• [THE EXERCISE] Write out the records below once more, exactly as they stand.

• [ROWS]
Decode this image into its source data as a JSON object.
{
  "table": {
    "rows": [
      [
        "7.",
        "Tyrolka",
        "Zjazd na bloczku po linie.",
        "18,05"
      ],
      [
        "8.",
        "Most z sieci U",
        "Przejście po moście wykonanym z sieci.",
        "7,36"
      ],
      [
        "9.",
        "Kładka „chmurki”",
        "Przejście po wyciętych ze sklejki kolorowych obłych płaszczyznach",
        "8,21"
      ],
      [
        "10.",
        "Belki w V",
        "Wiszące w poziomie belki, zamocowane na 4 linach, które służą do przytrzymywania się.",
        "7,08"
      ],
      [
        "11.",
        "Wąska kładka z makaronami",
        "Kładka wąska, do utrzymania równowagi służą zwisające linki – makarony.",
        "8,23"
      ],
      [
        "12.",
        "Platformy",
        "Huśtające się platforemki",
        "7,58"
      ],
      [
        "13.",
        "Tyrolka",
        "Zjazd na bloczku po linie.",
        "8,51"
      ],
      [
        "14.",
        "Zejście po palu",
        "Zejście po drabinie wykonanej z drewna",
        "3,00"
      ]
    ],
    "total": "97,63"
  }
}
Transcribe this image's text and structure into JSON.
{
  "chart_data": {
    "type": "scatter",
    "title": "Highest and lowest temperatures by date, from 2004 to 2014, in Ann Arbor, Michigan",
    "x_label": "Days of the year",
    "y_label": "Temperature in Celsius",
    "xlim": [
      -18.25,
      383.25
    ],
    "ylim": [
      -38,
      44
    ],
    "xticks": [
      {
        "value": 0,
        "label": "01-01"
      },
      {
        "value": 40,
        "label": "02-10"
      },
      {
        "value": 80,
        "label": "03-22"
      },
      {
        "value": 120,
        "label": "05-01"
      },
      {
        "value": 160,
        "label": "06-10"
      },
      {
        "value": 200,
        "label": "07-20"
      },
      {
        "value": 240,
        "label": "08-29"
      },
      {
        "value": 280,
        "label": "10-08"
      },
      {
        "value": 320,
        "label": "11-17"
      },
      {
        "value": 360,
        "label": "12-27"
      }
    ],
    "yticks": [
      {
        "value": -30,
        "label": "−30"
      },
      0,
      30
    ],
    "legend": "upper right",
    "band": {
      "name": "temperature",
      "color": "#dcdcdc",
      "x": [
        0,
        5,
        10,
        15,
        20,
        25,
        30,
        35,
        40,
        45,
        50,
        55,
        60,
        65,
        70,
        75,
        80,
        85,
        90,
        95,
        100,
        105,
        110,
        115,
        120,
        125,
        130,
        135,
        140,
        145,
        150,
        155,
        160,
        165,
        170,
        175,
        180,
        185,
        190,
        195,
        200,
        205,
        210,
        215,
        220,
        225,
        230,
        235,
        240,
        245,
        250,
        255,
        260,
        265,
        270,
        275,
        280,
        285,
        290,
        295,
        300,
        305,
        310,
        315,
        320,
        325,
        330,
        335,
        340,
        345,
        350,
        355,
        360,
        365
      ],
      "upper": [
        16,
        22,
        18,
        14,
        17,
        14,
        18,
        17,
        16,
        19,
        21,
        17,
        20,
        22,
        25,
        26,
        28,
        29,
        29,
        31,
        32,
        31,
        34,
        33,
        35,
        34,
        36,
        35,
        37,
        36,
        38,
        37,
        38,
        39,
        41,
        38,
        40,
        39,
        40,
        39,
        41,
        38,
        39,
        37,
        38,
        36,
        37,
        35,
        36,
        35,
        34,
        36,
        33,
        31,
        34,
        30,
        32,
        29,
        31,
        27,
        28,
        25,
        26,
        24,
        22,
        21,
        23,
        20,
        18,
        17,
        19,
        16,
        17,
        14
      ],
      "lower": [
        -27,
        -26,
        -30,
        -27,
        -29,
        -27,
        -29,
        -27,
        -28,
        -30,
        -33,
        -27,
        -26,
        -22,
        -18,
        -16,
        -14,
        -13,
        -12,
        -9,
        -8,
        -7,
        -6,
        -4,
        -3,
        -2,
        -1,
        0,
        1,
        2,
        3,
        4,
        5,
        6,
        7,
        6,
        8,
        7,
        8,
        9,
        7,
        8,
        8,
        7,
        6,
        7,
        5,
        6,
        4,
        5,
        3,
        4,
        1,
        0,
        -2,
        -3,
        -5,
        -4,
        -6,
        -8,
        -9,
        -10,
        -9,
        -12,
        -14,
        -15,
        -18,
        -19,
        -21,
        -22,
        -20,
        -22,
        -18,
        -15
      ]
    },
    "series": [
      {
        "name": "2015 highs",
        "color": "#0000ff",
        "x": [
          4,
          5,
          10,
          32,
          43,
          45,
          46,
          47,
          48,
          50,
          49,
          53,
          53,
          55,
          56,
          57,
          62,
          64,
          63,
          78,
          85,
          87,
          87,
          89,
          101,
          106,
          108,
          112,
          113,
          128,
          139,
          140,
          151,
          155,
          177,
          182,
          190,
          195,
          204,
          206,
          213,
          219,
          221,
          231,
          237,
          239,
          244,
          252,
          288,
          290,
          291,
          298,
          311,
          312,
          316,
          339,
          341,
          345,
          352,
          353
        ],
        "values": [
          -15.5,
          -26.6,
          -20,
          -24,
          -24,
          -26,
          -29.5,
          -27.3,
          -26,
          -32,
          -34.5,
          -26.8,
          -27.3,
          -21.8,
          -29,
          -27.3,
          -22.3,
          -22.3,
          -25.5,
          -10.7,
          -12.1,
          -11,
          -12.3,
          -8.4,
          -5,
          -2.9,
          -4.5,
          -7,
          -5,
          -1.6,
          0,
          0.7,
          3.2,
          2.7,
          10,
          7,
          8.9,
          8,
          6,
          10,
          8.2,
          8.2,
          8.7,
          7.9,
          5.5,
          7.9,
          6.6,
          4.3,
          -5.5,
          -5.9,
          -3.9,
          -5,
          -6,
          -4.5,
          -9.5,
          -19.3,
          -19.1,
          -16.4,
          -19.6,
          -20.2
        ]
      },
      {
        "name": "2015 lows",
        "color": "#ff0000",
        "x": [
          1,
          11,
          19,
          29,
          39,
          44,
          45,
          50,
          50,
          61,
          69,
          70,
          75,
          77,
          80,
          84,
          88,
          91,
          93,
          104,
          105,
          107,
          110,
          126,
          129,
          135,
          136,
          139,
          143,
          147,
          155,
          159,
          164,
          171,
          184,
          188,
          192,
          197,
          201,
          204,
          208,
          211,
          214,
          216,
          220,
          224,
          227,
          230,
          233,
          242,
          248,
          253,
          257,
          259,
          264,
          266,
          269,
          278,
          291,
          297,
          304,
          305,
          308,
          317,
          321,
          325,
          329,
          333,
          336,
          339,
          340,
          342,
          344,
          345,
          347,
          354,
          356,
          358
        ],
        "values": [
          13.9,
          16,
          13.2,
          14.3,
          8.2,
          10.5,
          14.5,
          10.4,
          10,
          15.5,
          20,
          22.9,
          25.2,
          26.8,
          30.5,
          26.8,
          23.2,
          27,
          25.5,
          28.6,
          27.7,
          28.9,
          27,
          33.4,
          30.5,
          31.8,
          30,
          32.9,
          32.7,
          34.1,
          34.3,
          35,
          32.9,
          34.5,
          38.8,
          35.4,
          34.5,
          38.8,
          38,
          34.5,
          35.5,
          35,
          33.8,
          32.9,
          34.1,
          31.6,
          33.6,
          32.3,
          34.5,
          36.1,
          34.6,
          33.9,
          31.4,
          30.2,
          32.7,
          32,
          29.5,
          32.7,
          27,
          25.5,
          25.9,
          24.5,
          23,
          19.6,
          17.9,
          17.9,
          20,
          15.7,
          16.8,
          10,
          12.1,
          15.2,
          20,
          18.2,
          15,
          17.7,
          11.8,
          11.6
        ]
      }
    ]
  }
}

• [THE REPLY]
Decode this image into its source data as a JSON object.
{
  "table": {
    "rows": [
      [
        "7.",
        "Tyrolka",
        "Zjazd na bloczku po linie.",
        "18,05"
      ],
      [
        "8.",
        "Most z sieci U",
        "Przejście po moście wykonanym z sieci.",
        "7,36"
      ],
      [
        "9.",
        "Kładka „chmurki”",
        "Przejście po wyciętych ze sklejki kolorowych obłych płaszczyznach",
        "8,21"
      ],
      [
        "10.",
        "Belki w V",
        "Wiszące w poziomie belki, zamocowane na 4 linach, które służą do przytrzymywania się.",
        "7,08"
      ],
      [
        "11.",
        "Wąska kładka z makaronami",
        "Kładka wąska, do utrzymania równowagi służą zwisające linki – makarony.",
        "8,23"
      ],
      [
        "12.",
        "Platformy",
        "Huśtające się platforemki",
        "7,58"
      ],
      [
        "13.",
        "Tyrolka",
        "Zjazd na bloczku po linie.",
        "8,51"
      ],
      [
        "14.",
        "Zejście po palu",
        "Zejście po drabinie wykonanej z drewna",
        "3,00"
      ]
    ],
    "total": "97,63"
  }
}
Transcribe this image's text and structure into JSON.
{
  "chart_data": {
    "type": "scatter",
    "title": "Highest and lowest temperatures by date, from 2004 to 2014, in Ann Arbor, Michigan",
    "x_label": "Days of the year",
    "y_label": "Temperature in Celsius",
    "xlim": [
      -18.25,
      383.25
    ],
    "ylim": [
      -38,
      44
    ],
    "xticks": [
      {
        "value": 0,
        "label": "01-01"
      },
      {
        "value": 40,
        "label": "02-10"
      },
      {
        "value": 80,
        "label": "03-22"
      },
      {
        "value": 120,
        "label": "05-01"
      },
      {
        "value": 160,
        "label": "06-10"
      },
      {
        "value": 200,
        "label": "07-20"
      },
      {
        "value": 240,
        "label": "08-29"
      },
      {
        "value": 280,
        "label": "10-08"
      },
      {
        "value": 320,
        "label": "11-17"
      },
      {
        "value": 360,
        "label": "12-27"
      }
    ],
    "yticks": [
      {
        "value": -30,
        "label": "−30"
      },
      0,
      30
    ],
    "legend": "upper right",
    "band": {
      "name": "temperature",
      "color": "#dcdcdc",
      "x": [
        0,
        5,
        10,
        15,
        20,
        25,
        30,
        35,
        40,
        45,
        50,
        55,
        60,
        65,
        70,
        75,
        80,
        85,
        90,
        95,
        100,
        105,
        110,
        115,
        120,
        125,
        130,
        135,
        140,
        145,
        150,
        155,
        160,
        165,
        170,
        175,
        180,
        185,
        190,
        195,
        200,
        205,
        210,
        215,
        220,
        225,
        230,
        235,
        240,
        245,
        250,
        255,
        260,
        265,
        270,
        275,
        280,
        285,
        290,
        295,
        300,
        305,
        310,
        315,
        320,
        325,
        330,
        335,
        340,
        345,
        350,
        355,
        360,
        365
      ],
      "upper": [
        16,
        22,
        18,
        14,
        17,
        14,
        18,
        17,
        16,
        19,
        21,
        17,
        20,
        22,
        25,
        26,
        28,
        29,
        29,
        31,
        32,
        31,
        34,
        33,
        35,
        34,
        36,
        35,
        37,
        36,
        38,
        37,
        38,
        39,
        41,
        38,
        40,
        39,
        40,
        39,
        41,
        38,
        39,
        37,
        38,
        36,
        37,
        35,
        36,
        35,
        34,
        36,
        33,
        31,
        34,
        30,
        32,
        29,
        31,
        27,
        28,
        25,
        26,
        24,
        22,
        21,
        23,
        20,
        18,
        17,
        19,
        16,
        17,
        14
      ],
      "lower": [
        -27,
        -26,
        -30,
        -27,
        -29,
        -27,
        -29,
        -27,
        -28,
        -30,
        -33,
        -27,
        -26,
        -22,
        -18,
        -16,
        -14,
        -13,
        -12,
        -9,
        -8,
        -7,
        -6,
        -4,
        -3,
        -2,
        -1,
        0,
        1,
        2,
        3,
        4,
        5,
        6,
        7,
        6,
        8,
        7,
        8,
        9,
        7,
        8,
        8,
        7,
        6,
        7,
        5,
        6,
        4,
        5,
        3,
        4,
        1,
        0,
        -2,
        -3,
        -5,
        -4,
        -6,
        -8,
        -9,
        -10,
        -9,
        -12,
        -14,
        -15,
        -18,
        -19,
        -21,
        -22,
        -20,
        -22,
        -18,
        -15
      ]
    },
    "series": [
      {
        "name": "2015 highs",
        "color": "#0000ff",
        "x": [
          4,
          5,
          10,
          32,
          43,
          45,
          46,
          47,
          48,
          50,
          49,
          53,
          53,
          55,
          56,
          57,
          62,
          64,
          63,
          78,
          85,
          87,
          87,
          89,
          101,
          106,
          108,
          112,
          113,
          128,
          139,
          140,
          151,
          155,
          177,
          182,
          190,
          195,
          204,
          206,
          213,
          219,
          221,
          231,
          237,
          239,
          244,
          252,
          288,
          290,
          291,
          298,
          311,
          312,
          316,
          339,
          341,
          345,
          352,
          353
        ],
        "values": [
          -15.5,
          -26.6,
          -20,
          -24,
          -24,
          -26,
          -29.5,
          -27.3,
          -26,
          -32,
          -34.5,
          -26.8,
          -27.3,
          -21.8,
          -29,
          -27.3,
          -22.3,
          -22.3,
          -25.5,
          -10.7,
          -12.1,
          -11,
          -12.3,
          -8.4,
          -5,
          -2.9,
          -4.5,
          -7,
          -5,
          -1.6,
          0,
          0.7,
          3.2,
          2.7,
          10,
          7,
          8.9,
          8,
          6,
          10,
          8.2,
          8.2,
          8.7,
          7.9,
          5.5,
          7.9,
          6.6,
          4.3,
          -5.5,
          -5.9,
          -3.9,
          -5,
          -6,
          -4.5,
          -9.5,
          -19.3,
          -19.1,
          -16.4,
          -19.6,
          -20.2
        ]
      },
      {
        "name": "2015 lows",
        "color": "#ff0000",
        "x": [
          1,
          11,
          19,
          29,
          39,
          44,
          45,
          50,
          50,
          61,
          69,
          70,
          75,
          77,
          80,
          84,
          88,
          91,
          93,
          104,
          105,
          107,
          110,
          126,
          129,
          135,
          136,
          139,
          143,
          147,
          155,
          159,
          164,
          171,
          184,
          188,
          192,
          197,
          201,
          204,
          208,
          211,
          214,
          216,
          220,
          224,
          227,
          230,
          233,
          242,
          248,
          253,
          257,
          259,
          264,
          266,
          269,
          278,
          291,
          297,
          304,
          305,
          308,
          317,
          321,
          325,
          329,
          333,
          336,
          339,
          340,
          342,
          344,
          345,
          347,
          354,
          356,
          358
        ],
        "values": [
          13.9,
          16,
          13.2,
          14.3,
          8.2,
          10.5,
          14.5,
          10.4,
          10,
          15.5,
          20,
          22.9,
          25.2,
          26.8,
          30.5,
          26.8,
          23.2,
          27,
          25.5,
          28.6,
          27.7,
          28.9,
          27,
          33.4,
          30.5,
          31.8,
          30,
          32.9,
          32.7,
          34.1,
          34.3,
          35,
          32.9,
          34.5,
          38.8,
          35.4,
          34.5,
          38.8,
          38,
          34.5,
          35.5,
          35,
          33.8,
          32.9,
          34.1,
          31.6,
          33.6,
          32.3,
          34.5,
          36.1,
          34.6,
          33.9,
          31.4,
          30.2,
          32.7,
          32,
          29.5,
          32.7,
          27,
          25.5,
          25.9,
          24.5,
          23,
          19.6,
          17.9,
          17.9,
          20,
          15.7,
          16.8,
          10,
          12.1,
          15.2,
          20,
          18.2,
          15,
          17.7,
          11.8,
          11.6
        ]
      }
    ]
  }
}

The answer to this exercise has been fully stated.